▶ [The input]
+===+

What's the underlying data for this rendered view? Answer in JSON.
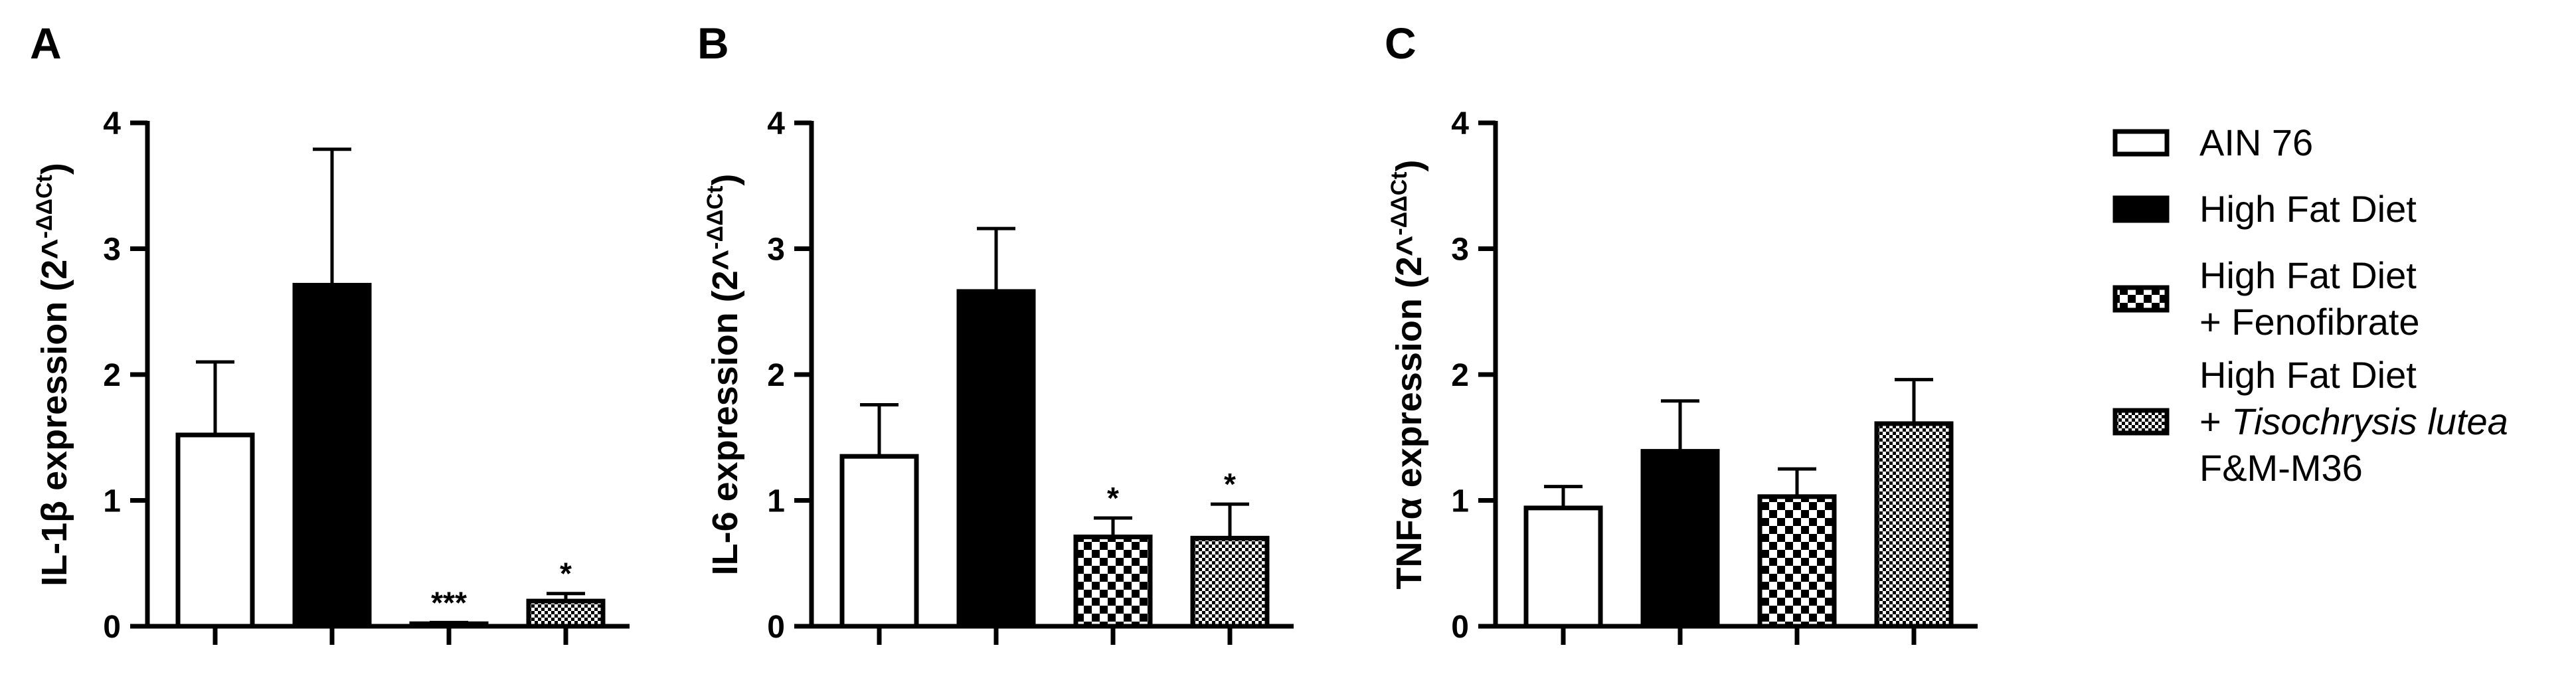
{
  "chart_data": [
    {
      "type": "bar",
      "panel_label": "A",
      "ylabel": {
        "main": "IL-1β expression (2^",
        "sup": "-ΔΔCt",
        "close": ")"
      },
      "ylim": [
        0,
        4
      ],
      "yticks": [
        "0",
        "1",
        "2",
        "3",
        "4"
      ],
      "series": [
        {
          "name": "AIN 76",
          "value": 1.52,
          "error": 0.58,
          "sig": ""
        },
        {
          "name": "High Fat Diet",
          "value": 2.71,
          "error": 1.08,
          "sig": ""
        },
        {
          "name": "High Fat Diet + Fenofibrate",
          "value": 0.02,
          "error": 0.01,
          "sig": "***"
        },
        {
          "name": "High Fat Diet + Tisochrysis lutea F&M-M36",
          "value": 0.2,
          "error": 0.06,
          "sig": "*"
        }
      ]
    },
    {
      "type": "bar",
      "panel_label": "B",
      "ylabel": {
        "main": "IL-6 expression (2^",
        "sup": "-ΔΔCt",
        "close": ")"
      },
      "ylim": [
        0,
        4
      ],
      "yticks": [
        "0",
        "1",
        "2",
        "3",
        "4"
      ],
      "series": [
        {
          "name": "AIN 76",
          "value": 1.35,
          "error": 0.41,
          "sig": ""
        },
        {
          "name": "High Fat Diet",
          "value": 2.66,
          "error": 0.5,
          "sig": ""
        },
        {
          "name": "High Fat Diet + Fenofibrate",
          "value": 0.71,
          "error": 0.15,
          "sig": "*"
        },
        {
          "name": "High Fat Diet + Tisochrysis lutea F&M-M36",
          "value": 0.7,
          "error": 0.27,
          "sig": "*"
        }
      ]
    },
    {
      "type": "bar",
      "panel_label": "C",
      "ylabel": {
        "main": "TNFα expression (2^",
        "sup": "-ΔΔCt",
        "close": ")"
      },
      "ylim": [
        0,
        4
      ],
      "yticks": [
        "0",
        "1",
        "2",
        "3",
        "4"
      ],
      "series": [
        {
          "name": "AIN 76",
          "value": 0.94,
          "error": 0.17,
          "sig": ""
        },
        {
          "name": "High Fat Diet",
          "value": 1.39,
          "error": 0.4,
          "sig": ""
        },
        {
          "name": "High Fat Diet + Fenofibrate",
          "value": 1.03,
          "error": 0.22,
          "sig": ""
        },
        {
          "name": "High Fat Diet + Tisochrysis lutea F&M-M36",
          "value": 1.61,
          "error": 0.35,
          "sig": ""
        }
      ]
    }
  ],
  "legend": {
    "items": [
      {
        "lines": [
          "AIN 76"
        ],
        "fill": "white"
      },
      {
        "lines": [
          "High Fat Diet"
        ],
        "fill": "black"
      },
      {
        "lines": [
          "High Fat Diet",
          "+ Fenofibrate"
        ],
        "fill": "checker-coarse"
      },
      {
        "lines": [
          "High Fat Diet",
          "+ Tisochrysis lutea",
          "F&M-M36"
        ],
        "italic": "Tisochrysis lutea",
        "fill": "checker-fine"
      }
    ]
  },
  "colors": {
    "ink": "#000000",
    "background": "#ffffff"
  }
}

+===+

▶ [Exercise details]
Gather each line in these records that contains the string "expression".

▶ [Full solution]
        "main": "IL-1β expression (2^",
        "main": "IL-6 expression (2^",
        "main": "TNFα expression (2^",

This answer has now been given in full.